EXERCISE DETAILS | You are to retype all of the data exactly as it appears.

Begin MATERIAL FOR THIS TASK

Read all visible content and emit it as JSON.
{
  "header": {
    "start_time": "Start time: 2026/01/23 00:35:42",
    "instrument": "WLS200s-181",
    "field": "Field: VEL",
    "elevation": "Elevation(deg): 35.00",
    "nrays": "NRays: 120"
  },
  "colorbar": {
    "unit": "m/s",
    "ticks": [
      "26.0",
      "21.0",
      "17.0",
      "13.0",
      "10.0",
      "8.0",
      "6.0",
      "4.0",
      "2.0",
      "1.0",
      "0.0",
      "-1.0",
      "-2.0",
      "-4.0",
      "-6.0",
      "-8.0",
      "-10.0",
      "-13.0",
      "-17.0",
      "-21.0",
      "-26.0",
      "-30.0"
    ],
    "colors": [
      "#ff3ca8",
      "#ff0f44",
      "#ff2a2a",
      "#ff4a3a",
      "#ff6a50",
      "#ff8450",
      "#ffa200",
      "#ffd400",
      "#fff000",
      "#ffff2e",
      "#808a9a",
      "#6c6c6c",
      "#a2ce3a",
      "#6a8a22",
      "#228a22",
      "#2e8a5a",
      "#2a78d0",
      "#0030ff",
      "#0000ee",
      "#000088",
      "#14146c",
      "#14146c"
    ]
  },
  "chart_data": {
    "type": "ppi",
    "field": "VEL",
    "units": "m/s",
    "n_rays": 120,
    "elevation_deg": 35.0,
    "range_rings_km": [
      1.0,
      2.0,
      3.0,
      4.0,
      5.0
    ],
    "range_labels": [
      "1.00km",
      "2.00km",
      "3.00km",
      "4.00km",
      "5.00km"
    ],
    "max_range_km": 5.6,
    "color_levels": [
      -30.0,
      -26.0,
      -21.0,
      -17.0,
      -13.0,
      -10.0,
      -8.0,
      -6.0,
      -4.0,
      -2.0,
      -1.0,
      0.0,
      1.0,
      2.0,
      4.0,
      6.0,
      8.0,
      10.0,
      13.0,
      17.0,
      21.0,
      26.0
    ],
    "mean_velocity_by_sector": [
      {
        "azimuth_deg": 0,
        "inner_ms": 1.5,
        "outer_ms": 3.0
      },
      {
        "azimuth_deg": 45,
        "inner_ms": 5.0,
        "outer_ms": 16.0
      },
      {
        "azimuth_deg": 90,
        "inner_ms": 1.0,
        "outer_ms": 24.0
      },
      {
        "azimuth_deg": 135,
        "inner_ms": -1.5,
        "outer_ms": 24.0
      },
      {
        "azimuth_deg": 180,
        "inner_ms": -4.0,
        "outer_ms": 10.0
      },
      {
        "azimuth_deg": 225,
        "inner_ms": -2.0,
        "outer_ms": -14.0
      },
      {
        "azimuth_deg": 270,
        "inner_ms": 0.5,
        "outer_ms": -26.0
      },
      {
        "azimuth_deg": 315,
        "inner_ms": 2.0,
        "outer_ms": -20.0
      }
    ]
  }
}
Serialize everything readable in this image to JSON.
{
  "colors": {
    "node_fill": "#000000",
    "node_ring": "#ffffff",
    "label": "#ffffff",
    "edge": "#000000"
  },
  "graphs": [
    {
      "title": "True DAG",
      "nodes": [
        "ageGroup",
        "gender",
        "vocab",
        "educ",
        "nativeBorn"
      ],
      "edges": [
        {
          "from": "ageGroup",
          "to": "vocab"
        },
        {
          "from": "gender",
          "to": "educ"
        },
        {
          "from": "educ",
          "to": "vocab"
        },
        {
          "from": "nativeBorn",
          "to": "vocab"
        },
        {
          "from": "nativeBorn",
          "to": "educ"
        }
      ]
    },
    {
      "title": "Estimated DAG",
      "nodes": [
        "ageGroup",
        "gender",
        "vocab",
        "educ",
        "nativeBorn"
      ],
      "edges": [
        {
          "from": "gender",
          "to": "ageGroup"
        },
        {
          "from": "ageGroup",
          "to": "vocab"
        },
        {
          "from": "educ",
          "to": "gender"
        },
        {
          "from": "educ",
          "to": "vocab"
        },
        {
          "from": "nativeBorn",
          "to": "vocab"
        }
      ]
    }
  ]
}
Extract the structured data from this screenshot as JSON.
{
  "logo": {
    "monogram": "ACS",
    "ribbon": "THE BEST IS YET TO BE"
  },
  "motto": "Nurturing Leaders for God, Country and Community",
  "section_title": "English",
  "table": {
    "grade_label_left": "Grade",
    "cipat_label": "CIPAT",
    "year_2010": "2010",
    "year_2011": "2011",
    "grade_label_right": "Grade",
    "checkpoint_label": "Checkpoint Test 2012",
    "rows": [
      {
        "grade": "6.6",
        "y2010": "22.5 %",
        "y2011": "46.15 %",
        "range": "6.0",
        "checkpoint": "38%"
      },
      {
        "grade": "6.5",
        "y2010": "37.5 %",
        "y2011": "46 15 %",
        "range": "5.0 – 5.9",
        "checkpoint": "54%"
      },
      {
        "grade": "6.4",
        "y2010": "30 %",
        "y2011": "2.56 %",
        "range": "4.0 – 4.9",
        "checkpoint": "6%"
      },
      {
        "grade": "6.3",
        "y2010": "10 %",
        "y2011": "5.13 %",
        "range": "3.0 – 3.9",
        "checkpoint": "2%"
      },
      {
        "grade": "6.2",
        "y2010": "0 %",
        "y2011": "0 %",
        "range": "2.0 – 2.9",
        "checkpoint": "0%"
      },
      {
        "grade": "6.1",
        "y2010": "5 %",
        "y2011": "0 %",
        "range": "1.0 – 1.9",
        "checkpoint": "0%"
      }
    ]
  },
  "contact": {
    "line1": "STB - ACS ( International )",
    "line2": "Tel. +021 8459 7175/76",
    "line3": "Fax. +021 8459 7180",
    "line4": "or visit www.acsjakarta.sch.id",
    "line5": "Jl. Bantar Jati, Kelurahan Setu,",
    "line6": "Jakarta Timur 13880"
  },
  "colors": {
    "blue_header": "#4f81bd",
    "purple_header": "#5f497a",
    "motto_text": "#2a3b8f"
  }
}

End MATERIAL FOR THIS TASK

EXERCISE RESULT |
Read all visible content and emit it as JSON.
{
  "header": {
    "start_time": "Start time: 2026/01/23 00:35:42",
    "instrument": "WLS200s-181",
    "field": "Field: VEL",
    "elevation": "Elevation(deg): 35.00",
    "nrays": "NRays: 120"
  },
  "colorbar": {
    "unit": "m/s",
    "ticks": [
      "26.0",
      "21.0",
      "17.0",
      "13.0",
      "10.0",
      "8.0",
      "6.0",
      "4.0",
      "2.0",
      "1.0",
      "0.0",
      "-1.0",
      "-2.0",
      "-4.0",
      "-6.0",
      "-8.0",
      "-10.0",
      "-13.0",
      "-17.0",
      "-21.0",
      "-26.0",
      "-30.0"
    ],
    "colors": [
      "#ff3ca8",
      "#ff0f44",
      "#ff2a2a",
      "#ff4a3a",
      "#ff6a50",
      "#ff8450",
      "#ffa200",
      "#ffd400",
      "#fff000",
      "#ffff2e",
      "#808a9a",
      "#6c6c6c",
      "#a2ce3a",
      "#6a8a22",
      "#228a22",
      "#2e8a5a",
      "#2a78d0",
      "#0030ff",
      "#0000ee",
      "#000088",
      "#14146c",
      "#14146c"
    ]
  },
  "chart_data": {
    "type": "ppi",
    "field": "VEL",
    "units": "m/s",
    "n_rays": 120,
    "elevation_deg": 35.0,
    "range_rings_km": [
      1.0,
      2.0,
      3.0,
      4.0,
      5.0
    ],
    "range_labels": [
      "1.00km",
      "2.00km",
      "3.00km",
      "4.00km",
      "5.00km"
    ],
    "max_range_km": 5.6,
    "color_levels": [
      -30.0,
      -26.0,
      -21.0,
      -17.0,
      -13.0,
      -10.0,
      -8.0,
      -6.0,
      -4.0,
      -2.0,
      -1.0,
      0.0,
      1.0,
      2.0,
      4.0,
      6.0,
      8.0,
      10.0,
      13.0,
      17.0,
      21.0,
      26.0
    ],
    "mean_velocity_by_sector": [
      {
        "azimuth_deg": 0,
        "inner_ms": 1.5,
        "outer_ms": 3.0
      },
      {
        "azimuth_deg": 45,
        "inner_ms": 5.0,
        "outer_ms": 16.0
      },
      {
        "azimuth_deg": 90,
        "inner_ms": 1.0,
        "outer_ms": 24.0
      },
      {
        "azimuth_deg": 135,
        "inner_ms": -1.5,
        "outer_ms": 24.0
      },
      {
        "azimuth_deg": 180,
        "inner_ms": -4.0,
        "outer_ms": 10.0
      },
      {
        "azimuth_deg": 225,
        "inner_ms": -2.0,
        "outer_ms": -14.0
      },
      {
        "azimuth_deg": 270,
        "inner_ms": 0.5,
        "outer_ms": -26.0
      },
      {
        "azimuth_deg": 315,
        "inner_ms": 2.0,
        "outer_ms": -20.0
      }
    ]
  }
}
Serialize everything readable in this image to JSON.
{
  "colors": {
    "node_fill": "#000000",
    "node_ring": "#ffffff",
    "label": "#ffffff",
    "edge": "#000000"
  },
  "graphs": [
    {
      "title": "True DAG",
      "nodes": [
        "ageGroup",
        "gender",
        "vocab",
        "educ",
        "nativeBorn"
      ],
      "edges": [
        {
          "from": "ageGroup",
          "to": "vocab"
        },
        {
          "from": "gender",
          "to": "educ"
        },
        {
          "from": "educ",
          "to": "vocab"
        },
        {
          "from": "nativeBorn",
          "to": "vocab"
        },
        {
          "from": "nativeBorn",
          "to": "educ"
        }
      ]
    },
    {
      "title": "Estimated DAG",
      "nodes": [
        "ageGroup",
        "gender",
        "vocab",
        "educ",
        "nativeBorn"
      ],
      "edges": [
        {
          "from": "gender",
          "to": "ageGroup"
        },
        {
          "from": "ageGroup",
          "to": "vocab"
        },
        {
          "from": "educ",
          "to": "gender"
        },
        {
          "from": "educ",
          "to": "vocab"
        },
        {
          "from": "nativeBorn",
          "to": "vocab"
        }
      ]
    }
  ]
}
Extract the structured data from this screenshot as JSON.
{
  "logo": {
    "monogram": "ACS",
    "ribbon": "THE BEST IS YET TO BE"
  },
  "motto": "Nurturing Leaders for God, Country and Community",
  "section_title": "English",
  "table": {
    "grade_label_left": "Grade",
    "cipat_label": "CIPAT",
    "year_2010": "2010",
    "year_2011": "2011",
    "grade_label_right": "Grade",
    "checkpoint_label": "Checkpoint Test 2012",
    "rows": [
      {
        "grade": "6.6",
        "y2010": "22.5 %",
        "y2011": "46.15 %",
        "range": "6.0",
        "checkpoint": "38%"
      },
      {
        "grade": "6.5",
        "y2010": "37.5 %",
        "y2011": "46 15 %",
        "range": "5.0 – 5.9",
        "checkpoint": "54%"
      },
      {
        "grade": "6.4",
        "y2010": "30 %",
        "y2011": "2.56 %",
        "range": "4.0 – 4.9",
        "checkpoint": "6%"
      },
      {
        "grade": "6.3",
        "y2010": "10 %",
        "y2011": "5.13 %",
        "range": "3.0 – 3.9",
        "checkpoint": "2%"
      },
      {
        "grade": "6.2",
        "y2010": "0 %",
        "y2011": "0 %",
        "range": "2.0 – 2.9",
        "checkpoint": "0%"
      },
      {
        "grade": "6.1",
        "y2010": "5 %",
        "y2011": "0 %",
        "range": "1.0 – 1.9",
        "checkpoint": "0%"
      }
    ]
  },
  "contact": {
    "line1": "STB - ACS ( International )",
    "line2": "Tel. +021 8459 7175/76",
    "line3": "Fax. +021 8459 7180",
    "line4": "or visit www.acsjakarta.sch.id",
    "line5": "Jl. Bantar Jati, Kelurahan Setu,",
    "line6": "Jakarta Timur 13880"
  },
  "colors": {
    "blue_header": "#4f81bd",
    "purple_header": "#5f497a",
    "motto_text": "#2a3b8f"
  }
}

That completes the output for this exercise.